** START **

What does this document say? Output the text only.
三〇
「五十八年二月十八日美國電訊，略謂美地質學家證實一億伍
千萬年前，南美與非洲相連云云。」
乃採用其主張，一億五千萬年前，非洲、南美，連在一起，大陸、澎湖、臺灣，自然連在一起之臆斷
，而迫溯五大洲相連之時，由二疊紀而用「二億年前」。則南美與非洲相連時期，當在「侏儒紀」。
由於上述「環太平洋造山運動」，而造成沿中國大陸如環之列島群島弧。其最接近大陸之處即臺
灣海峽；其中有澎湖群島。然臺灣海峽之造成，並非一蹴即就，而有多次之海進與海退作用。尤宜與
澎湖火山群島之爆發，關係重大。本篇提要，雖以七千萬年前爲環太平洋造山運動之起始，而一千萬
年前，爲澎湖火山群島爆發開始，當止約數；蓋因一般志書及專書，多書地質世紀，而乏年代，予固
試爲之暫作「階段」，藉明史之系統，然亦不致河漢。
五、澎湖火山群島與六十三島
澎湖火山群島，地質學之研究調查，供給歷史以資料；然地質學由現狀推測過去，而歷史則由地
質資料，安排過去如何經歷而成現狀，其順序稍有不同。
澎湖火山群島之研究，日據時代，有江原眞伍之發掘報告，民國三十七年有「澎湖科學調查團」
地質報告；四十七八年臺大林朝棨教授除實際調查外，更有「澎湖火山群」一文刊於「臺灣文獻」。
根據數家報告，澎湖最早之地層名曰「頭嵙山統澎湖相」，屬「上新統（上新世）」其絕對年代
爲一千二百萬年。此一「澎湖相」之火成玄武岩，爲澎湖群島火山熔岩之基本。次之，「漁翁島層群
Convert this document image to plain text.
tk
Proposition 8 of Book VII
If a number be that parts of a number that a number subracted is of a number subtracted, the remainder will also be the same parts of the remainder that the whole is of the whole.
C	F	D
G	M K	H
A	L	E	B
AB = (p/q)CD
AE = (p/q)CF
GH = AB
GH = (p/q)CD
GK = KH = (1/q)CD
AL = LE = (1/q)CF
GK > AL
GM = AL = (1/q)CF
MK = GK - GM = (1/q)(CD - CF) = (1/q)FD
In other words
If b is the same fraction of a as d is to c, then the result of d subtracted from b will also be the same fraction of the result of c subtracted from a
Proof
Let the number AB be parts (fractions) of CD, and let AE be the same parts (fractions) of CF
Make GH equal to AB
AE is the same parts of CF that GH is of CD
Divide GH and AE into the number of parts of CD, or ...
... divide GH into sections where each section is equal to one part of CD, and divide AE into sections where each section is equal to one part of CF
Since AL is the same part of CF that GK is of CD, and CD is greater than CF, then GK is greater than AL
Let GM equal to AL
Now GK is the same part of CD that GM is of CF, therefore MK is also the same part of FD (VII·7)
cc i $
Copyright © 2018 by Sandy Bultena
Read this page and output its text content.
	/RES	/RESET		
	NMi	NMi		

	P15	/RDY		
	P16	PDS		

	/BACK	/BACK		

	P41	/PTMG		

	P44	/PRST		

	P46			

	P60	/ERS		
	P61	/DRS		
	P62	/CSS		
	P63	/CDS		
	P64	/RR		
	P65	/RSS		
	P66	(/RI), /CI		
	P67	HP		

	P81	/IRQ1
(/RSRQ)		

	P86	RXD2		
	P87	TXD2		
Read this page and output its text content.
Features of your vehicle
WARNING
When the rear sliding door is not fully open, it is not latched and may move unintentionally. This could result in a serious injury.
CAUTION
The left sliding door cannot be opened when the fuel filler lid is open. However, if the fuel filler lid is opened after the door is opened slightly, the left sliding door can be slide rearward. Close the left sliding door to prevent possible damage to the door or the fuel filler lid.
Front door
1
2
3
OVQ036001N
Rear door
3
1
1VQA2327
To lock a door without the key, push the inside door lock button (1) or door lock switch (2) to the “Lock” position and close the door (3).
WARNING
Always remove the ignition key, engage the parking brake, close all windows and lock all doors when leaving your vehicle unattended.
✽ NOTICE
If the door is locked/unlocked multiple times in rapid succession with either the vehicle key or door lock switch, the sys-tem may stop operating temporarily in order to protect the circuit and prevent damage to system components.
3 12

** END **

**GOAL**
Quote each line above in full, word for word.

**RESULT OF THE EXERCISE**
What does this document say? Output the text only.
三〇
「五十八年二月十八日美國電訊，略謂美地質學家證實一億伍
千萬年前，南美與非洲相連云云。」
乃採用其主張，一億五千萬年前，非洲、南美，連在一起，大陸、澎湖、臺灣，自然連在一起之臆斷
，而迫溯五大洲相連之時，由二疊紀而用「二億年前」。則南美與非洲相連時期，當在「侏儒紀」。
由於上述「環太平洋造山運動」，而造成沿中國大陸如環之列島群島弧。其最接近大陸之處即臺
灣海峽；其中有澎湖群島。然臺灣海峽之造成，並非一蹴即就，而有多次之海進與海退作用。尤宜與
澎湖火山群島之爆發，關係重大。本篇提要，雖以七千萬年前爲環太平洋造山運動之起始，而一千萬
年前，爲澎湖火山群島爆發開始，當止約數；蓋因一般志書及專書，多書地質世紀，而乏年代，予固
試爲之暫作「階段」，藉明史之系統，然亦不致河漢。
五、澎湖火山群島與六十三島
澎湖火山群島，地質學之研究調查，供給歷史以資料；然地質學由現狀推測過去，而歷史則由地
質資料，安排過去如何經歷而成現狀，其順序稍有不同。
澎湖火山群島之研究，日據時代，有江原眞伍之發掘報告，民國三十七年有「澎湖科學調查團」
地質報告；四十七八年臺大林朝棨教授除實際調查外，更有「澎湖火山群」一文刊於「臺灣文獻」。
根據數家報告，澎湖最早之地層名曰「頭嵙山統澎湖相」，屬「上新統（上新世）」其絕對年代
爲一千二百萬年。此一「澎湖相」之火成玄武岩，爲澎湖群島火山熔岩之基本。次之，「漁翁島層群
Convert this document image to plain text.
tk
Proposition 8 of Book VII
If a number be that parts of a number that a number subracted is of a number subtracted, the remainder will also be the same parts of the remainder that the whole is of the whole.
C	F	D
G	M K	H
A	L	E	B
AB = (p/q)CD
AE = (p/q)CF
GH = AB
GH = (p/q)CD
GK = KH = (1/q)CD
AL = LE = (1/q)CF
GK > AL
GM = AL = (1/q)CF
MK = GK - GM = (1/q)(CD - CF) = (1/q)FD
In other words
If b is the same fraction of a as d is to c, then the result of d subtracted from b will also be the same fraction of the result of c subtracted from a
Proof
Let the number AB be parts (fractions) of CD, and let AE be the same parts (fractions) of CF
Make GH equal to AB
AE is the same parts of CF that GH is of CD
Divide GH and AE into the number of parts of CD, or ...
... divide GH into sections where each section is equal to one part of CD, and divide AE into sections where each section is equal to one part of CF
Since AL is the same part of CF that GK is of CD, and CD is greater than CF, then GK is greater than AL
Let GM equal to AL
Now GK is the same part of CD that GM is of CF, therefore MK is also the same part of FD (VII·7)
cc i $
Copyright © 2018 by Sandy Bultena
Read this page and output its text content.
	/RES	/RESET		
	NMi	NMi		

	P15	/RDY		
	P16	PDS		

	/BACK	/BACK		

	P41	/PTMG		

	P44	/PRST		

	P46			

	P60	/ERS		
	P61	/DRS		
	P62	/CSS		
	P63	/CDS		
	P64	/RR		
	P65	/RSS		
	P66	(/RI), /CI		
	P67	HP		

	P81	/IRQ1
(/RSRQ)		

	P86	RXD2		
	P87	TXD2		
Read this page and output its text content.
Features of your vehicle
WARNING
When the rear sliding door is not fully open, it is not latched and may move unintentionally. This could result in a serious injury.
CAUTION
The left sliding door cannot be opened when the fuel filler lid is open. However, if the fuel filler lid is opened after the door is opened slightly, the left sliding door can be slide rearward. Close the left sliding door to prevent possible damage to the door or the fuel filler lid.
Front door
1
2
3
OVQ036001N
Rear door
3
1
1VQA2327
To lock a door without the key, push the inside door lock button (1) or door lock switch (2) to the “Lock” position and close the door (3).
WARNING
Always remove the ignition key, engage the parking brake, close all windows and lock all doors when leaving your vehicle unattended.
✽ NOTICE
If the door is locked/unlocked multiple times in rapid succession with either the vehicle key or door lock switch, the sys-tem may stop operating temporarily in order to protect the circuit and prevent damage to system components.
3 12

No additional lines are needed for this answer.